■ **Request**
Find and copy each line of the records where the string "денежных" shows up.

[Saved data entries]
_ _ _ _

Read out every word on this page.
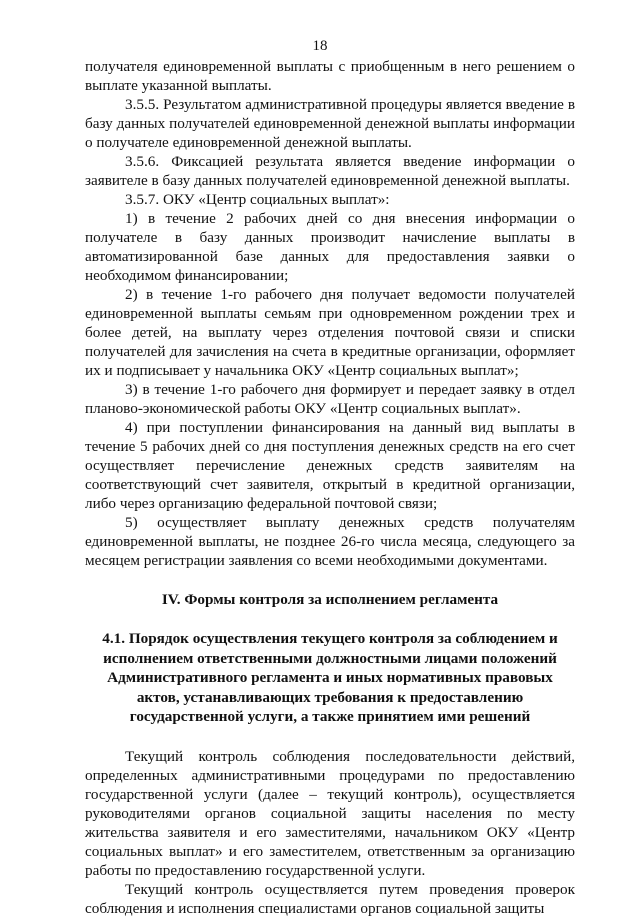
18

получателя единовременной выплаты с приобщенным в него решением о выплате указанной выплаты.

3.5.5. Результатом административной процедуры является введение в базу данных получателей единовременной денежной выплаты информации о получателе единовременной денежной выплаты.

3.5.6. Фиксацией результата является введение информации о заявителе в базу данных получателей единовременной денежной выплаты.

3.5.7. ОКУ «Центр социальных выплат»:

1) в течение 2 рабочих дней со дня внесения информации о получателе в базу данных производит начисление выплаты в автоматизированной базе данных для предоставления заявки о необходимом финансировании;

2) в течение 1-го рабочего дня получает ведомости получателей единовременной выплаты семьям при одновременном рождении трех и более детей, на выплату через отделения почтовой связи и списки получателей для зачисления на счета в кредитные организации, оформляет их и подписывает у начальника ОКУ «Центр социальных выплат»;

3) в течение 1-го рабочего дня формирует и передает заявку в отдел планово-экономической работы ОКУ «Центр социальных выплат».

4) при поступлении финансирования на данный вид выплаты в течение 5 рабочих дней со дня поступления денежных средств на его счет осуществляет перечисление денежных средств заявителям на соответствующий счет заявителя, открытый в кредитной организации, либо через организацию федеральной почтовой связи;

5) осуществляет выплату денежных средств получателям единовременной выплаты, не позднее 26-го числа месяца, следующего за месяцем регистрации заявления со всеми необходимыми документами.

IV. Формы контроля за исполнением регламента

4.1. Порядок осуществления текущего контроля за соблюдением и исполнением ответственными должностными лицами положений Административного регламента и иных нормативных правовых актов, устанавливающих требования к предоставлению государственной услуги, а также принятием ими решений

Текущий контроль соблюдения последовательности действий, определенных административными процедурами по предоставлению государственной услуги (далее – текущий контроль), осуществляется руководителями органов социальной защиты населения по месту жительства заявителя и его заместителями, начальником ОКУ «Центр социальных выплат» и его заместителем, ответственным за организацию работы по предоставлению государственной услуги.

Текущий контроль осуществляется путем проведения проверок соблюдения и исполнения специалистами органов социальной защиты
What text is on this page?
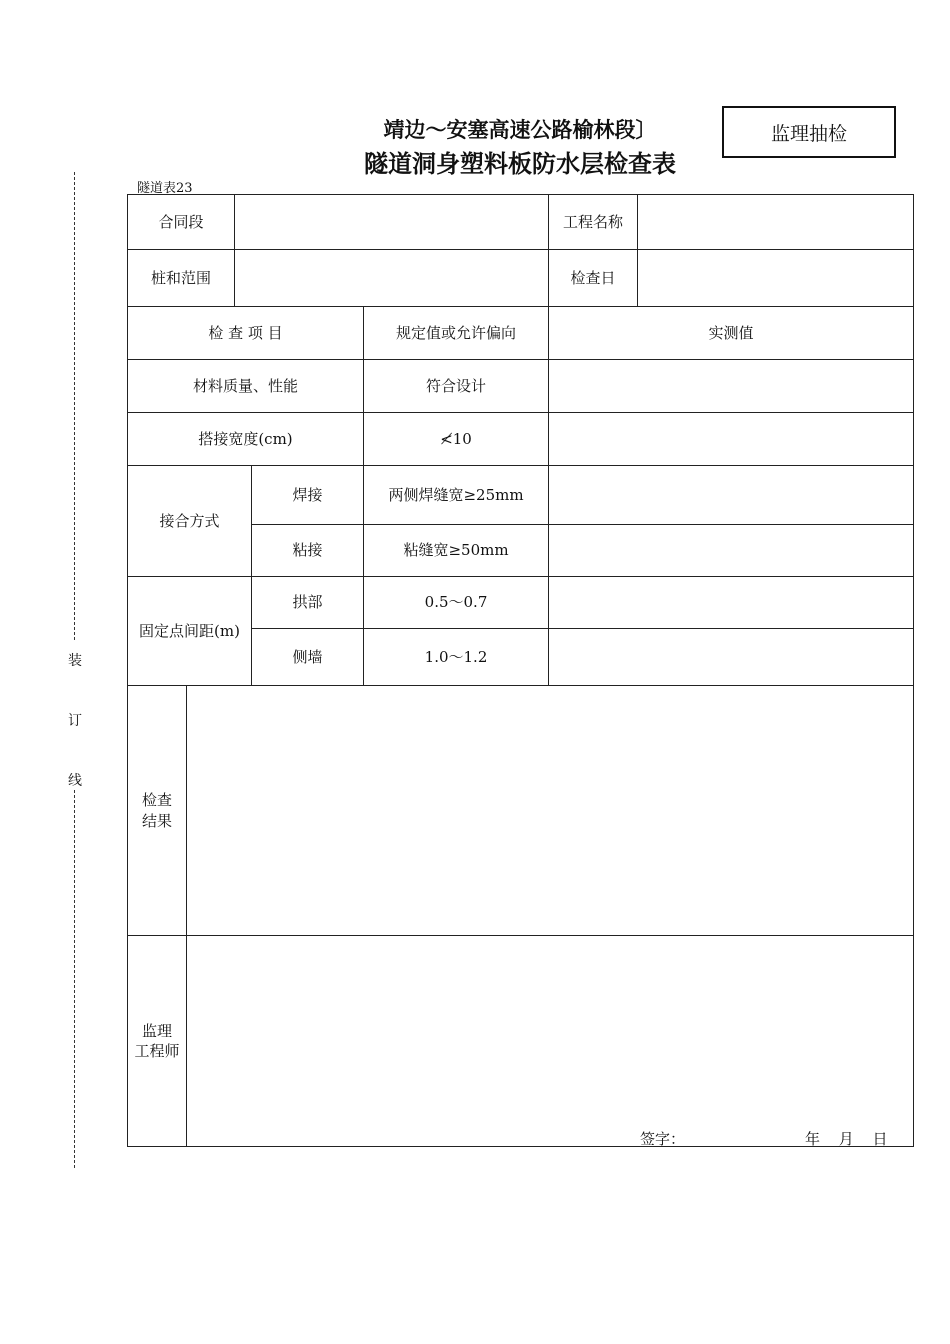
靖边～安塞高速公路榆林段〕
隧道洞身塑料板防水层检查表
监理抽检
隧道表23
装
订
线
合同段					工程名称	
桩和范围					检查日	
检 查 项 目				规定值或允许偏向	实测值	
材料质量、性能				符合设计		
搭接宽度(cm)				≮10		
接合方式			焊接	两侧焊缝宽≥25mm		
			粘接	粘缝宽≥50mm		
固定点间距(m)			拱部	0.5～0.7		
			侧墙	1.0～1.2		
检查
结果						
监理
工程师						
签字：	年 月 日
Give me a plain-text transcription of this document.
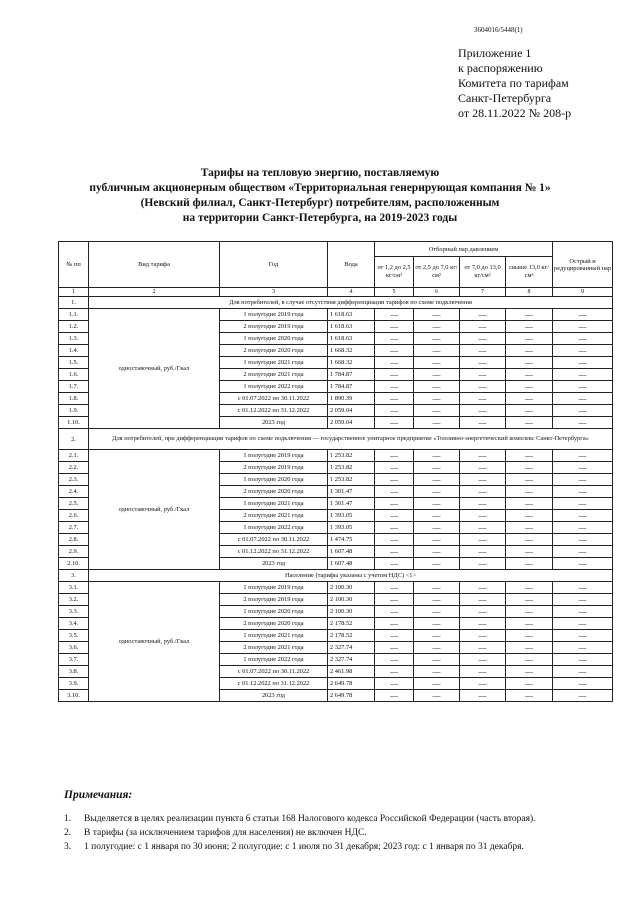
3604016/5448(1)
Приложение 1
к распоряжению
Комитета по тарифам
Санкт-Петербурга
от 28.11.2022 № 208-р
Тарифы на тепловую энергию, поставляемую
публичным акционерным обществом «Территориальная генерирующая компания № 1»
(Невский филиал, Санкт-Петербург) потребителям, расположенным
на территории Санкт-Петербурга, на 2019-2023 годы
№ пп	Вид тарифа	Год	Вода	Отборный пар давлением				Острый и редуцированный пар
				от 1,2 до 2,5 кг/см²	от 2,5 до 7,0 кг/см²	от 7,0 до 13,0 кг/см²	свыше 13,0 кг/см²	
1	2	3	4	5	6	7	8	9
1.	Для потребителей, в случае отсутствия дифференциации тарифов по схеме подключения							
1.1.	одноставочный, руб./Гкал	1 полугодие 2019 года	1 618.63	—	—	—	—	—
1.2.		2 полугодие 2019 года	1 618.63	—	—	—	—	—
1.3.		1 полугодие 2020 года	1 618.63	—	—	—	—	—
1.4.		2 полугодие 2020 года	1 668.32	—	—	—	—	—
1.5.		1 полугодие 2021 года	1 668.32	—	—	—	—	—
1.6.		2 полугодие 2021 года	1 784.87	—	—	—	—	—
1.7.		1 полугодие 2022 года	1 784.87	—	—	—	—	—
1.8.		с 01.07.2022 по 30.11.2022	1 890.39	—	—	—	—	—
1.9.		с 01.12.2022 по 31.12.2022	2 059.04	—	—	—	—	—
1.10.		2023 год	2 059.04	—	—	—	—	—
2.	Для потребителей, при дифференциации тарифов по схеме подключения — государственное унитарное предприятие «Топливно-энергетический комплекс Санкт-Петербурга»							
2.1.	одноставочный, руб./Гкал	1 полугодие 2019 года	1 253.82	—	—	—	—	—
2.2.		2 полугодие 2019 года	1 253.82	—	—	—	—	—
2.3.		1 полугодие 2020 года	1 253.82	—	—	—	—	—
2.4.		2 полугодие 2020 года	1 301.47	—	—	—	—	—
2.5.		1 полугодие 2021 года	1 301.47	—	—	—	—	—
2.6.		2 полугодие 2021 года	1 393.05	—	—	—	—	—
2.7.		1 полугодие 2022 года	1 393.05	—	—	—	—	—
2.8.		с 01.07.2022 по 30.11.2022	1 474.75	—	—	—	—	—
2.9.		с 01.12.2022 по 31.12.2022	1 607.48	—	—	—	—	—
2.10.		2023 год	1 607.48	—	—	—	—	—
3.	Население (тарифы указаны с учетом НДС) <1>							
3.1.	одноставочный, руб./Гкал	1 полугодие 2019 года	2 100.30	—	—	—	—	—
3.2.		2 полугодие 2019 года	2 100.30	—	—	—	—	—
3.3.		1 полугодие 2020 года	2 100.30	—	—	—	—	—
3.4.		2 полугодие 2020 года	2 178.52	—	—	—	—	—
3.5.		1 полугодие 2021 года	2 178.52	—	—	—	—	—
3.6.		2 полугодие 2021 года	2 327.74	—	—	—	—	—
3.7.		1 полугодие 2022 года	2 327.74	—	—	—	—	—
3.8.		с 01.07.2022 по 30.11.2022	2 461.98	—	—	—	—	—
3.9.		с 01.12.2022 по 31.12.2022	2 649.78	—	—	—	—	—
3.10.		2023 год	2 649.78	—	—	—	—	—
Примечания:
1. Выделяется в целях реализации пункта 6 статьи 168 Налогового кодекса Российской Федерации (часть вторая).
2. В тарифы (за исключением тарифов для населения) не включен НДС.
3. 1 полугодие: с 1 января по 30 июня; 2 полугодие: с 1 июля по 31 декабря; 2023 год: с 1 января по 31 декабря.
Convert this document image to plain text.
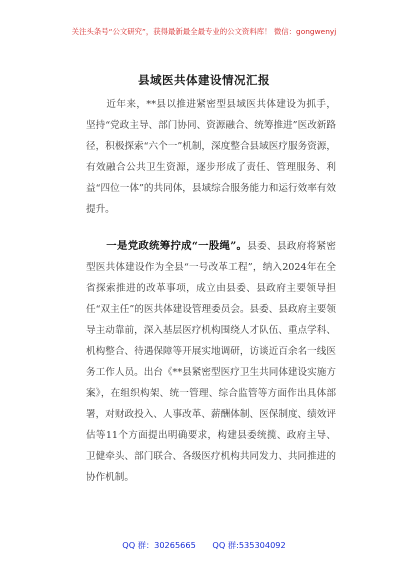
关注头条号“公文研究”，获得最新最全最专业的公文资料库！ 微信：gongwenyj
县域医共体建设情况汇报
近年来，**县以推进紧密型县域医共体建设为抓手，坚持“党政主导、部门协同、资源融合、统筹推进”医改新路径，积极探索“六个一”机制，深度整合县域医疗服务资源，有效融合公共卫生资源，逐步形成了责任、管理服务、利益“四位一体”的共同体，县域综合服务能力和运行效率有效提升。
一是党政统筹拧成“一股绳”。县委、县政府将紧密型医共体建设作为全县“一号改革工程”，纳入2024年在全省探索推进的改革事项，成立由县委、县政府主要领导担任“双主任”的医共体建设管理委员会。县委、县政府主要领导主动靠前，深入基层医疗机构围绕人才队伍、重点学科、机构整合、待遇保障等开展实地调研，访谈近百余名一线医务工作人员。出台《**县紧密型医疗卫生共同体建设实施方案》，在组织构架、统一管理、综合监管等方面作出具体部署，对财政投入、人事改革、薪酬体制、医保制度、绩效评估等11个方面提出明确要求，构建县委统揽、政府主导、卫健牵头、部门联合、各级医疗机构共同发力、共同推进的协作机制。
QQ 群：30265665 QQ 群:535304092
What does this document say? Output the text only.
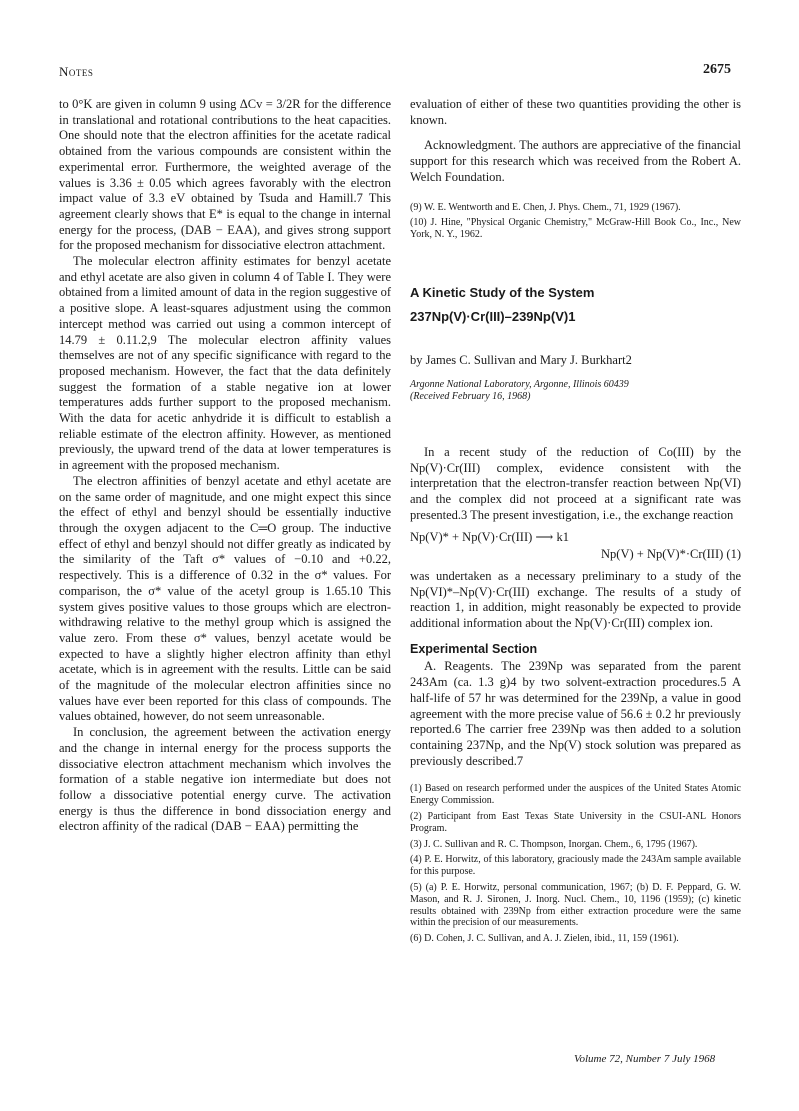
Notes	2675

to 0°K are given in column 9 using ΔCv = 3/2R for the difference in translational and rotational contributions to the heat capacities. One should note that the electron affinities for the acetate radical obtained from the various compounds are consistent within the experimental error. Furthermore, the weighted average of the values is 3.36 ± 0.05 which agrees favorably with the electron impact value of 3.3 eV obtained by Tsuda and Hamill.7 This agreement clearly shows that E* is equal to the change in internal energy for the process, (DAB − EAA), and gives strong support for the proposed mechanism for dissociative electron attachment.

The molecular electron affinity estimates for benzyl acetate and ethyl acetate are also given in column 4 of Table I. They were obtained from a limited amount of data in the region suggestive of a positive slope. A least-squares adjustment using the common intercept method was carried out using a common intercept of 14.79 ± 0.11.2,9 The molecular electron affinity values themselves are not of any specific significance with regard to the proposed mechanism. However, the fact that the data definitely suggest the formation of a stable negative ion at lower temperatures adds further support to the proposed mechanism. With the data for acetic anhydride it is difficult to establish a reliable estimate of the electron affinity. However, as mentioned previously, the upward trend of the data at lower temperatures is in agreement with the proposed mechanism.

The electron affinities of benzyl acetate and ethyl acetate are on the same order of magnitude, and one might expect this since the effect of ethyl and benzyl should be essentially inductive through the oxygen adjacent to the C═O group. The inductive effect of ethyl and benzyl should not differ greatly as indicated by the similarity of the Taft σ* values of −0.10 and +0.22, respectively. This is a difference of 0.32 in the σ* values. For comparison, the σ* value of the acetyl group is 1.65.10 This system gives positive values to those groups which are electron-withdrawing relative to the methyl group which is assigned the value zero. From these σ* values, benzyl acetate would be expected to have a slightly higher electron affinity than ethyl acetate, which is in agreement with the results. Little can be said of the magnitude of the molecular electron affinities since no values have ever been reported for this class of compounds. The values obtained, however, do not seem unreasonable.

In conclusion, the agreement between the activation energy and the change in internal energy for the process supports the dissociative electron attachment mechanism which involves the formation of a stable negative ion intermediate but does not follow a dissociative potential energy curve. The activation energy is thus the difference in bond dissociation energy and electron affinity of the radical (DAB − EAA) permitting the

evaluation of either of these two quantities providing the other is known.

Acknowledgment. The authors are appreciative of the financial support for this research which was received from the Robert A. Welch Foundation.

(9) W. E. Wentworth and E. Chen, J. Phys. Chem., 71, 1929 (1967).

(10) J. Hine, "Physical Organic Chemistry," McGraw-Hill Book Co., Inc., New York, N. Y., 1962.

A Kinetic Study of the System
237Np(V)·Cr(III)–239Np(V)1
by James C. Sullivan and Mary J. Burkhart2
Argonne National Laboratory, Argonne, Illinois 60439
(Received February 16, 1968)

In a recent study of the reduction of Co(III) by the Np(V)·Cr(III) complex, evidence consistent with the interpretation that the electron-transfer reaction between Np(VI) and the complex did not proceed at a significant rate was presented.3 The present investigation, i.e., the exchange reaction

Np(V)* + Np(V)·Cr(III) ⟶ k1
Np(V) + Np(V)*·Cr(III) (1)

was undertaken as a necessary preliminary to a study of the Np(VI)*–Np(V)·Cr(III) exchange. The results of a study of reaction 1, in addition, might reasonably be expected to provide additional information about the Np(V)·Cr(III) complex ion.

Experimental Section

A. Reagents. The 239Np was separated from the parent 243Am (ca. 1.3 g)4 by two solvent-extraction procedures.5 A half-life of 57 hr was determined for the 239Np, a value in good agreement with the more precise value of 56.6 ± 0.2 hr previously reported.6 The carrier free 239Np was then added to a solution containing 237Np, and the Np(V) stock solution was prepared as previously described.7

(1) Based on research performed under the auspices of the United States Atomic Energy Commission.

(2) Participant from East Texas State University in the CSUI-ANL Honors Program.

(3) J. C. Sullivan and R. C. Thompson, Inorgan. Chem., 6, 1795 (1967).

(4) P. E. Horwitz, of this laboratory, graciously made the 243Am sample available for this purpose.

(5) (a) P. E. Horwitz, personal communication, 1967; (b) D. F. Peppard, G. W. Mason, and R. J. Sironen, J. Inorg. Nucl. Chem., 10, 1196 (1959); (c) kinetic results obtained with 239Np from either extraction procedure were the same within the precision of our measurements.

(6) D. Cohen, J. C. Sullivan, and A. J. Zielen, ibid., 11, 159 (1961).

Volume 72, Number 7 July 1968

_ _ _ _

■ **Exercise output**
4) при поступлении финансирования на данный вид выплаты в течение 5 рабочих дней со дня поступления денежных средств на его счет осуществляет перечисление денежных средств заявителям на соответствующий счет заявителя, открытый в кредитной организации, либо через организацию федеральной почтовой связи;
5) осуществляет выплату денежных средств получателям единовременной выплаты, не позднее 26-го числа месяца, следующего за месяцем регистрации заявления со всеми необходимыми документами.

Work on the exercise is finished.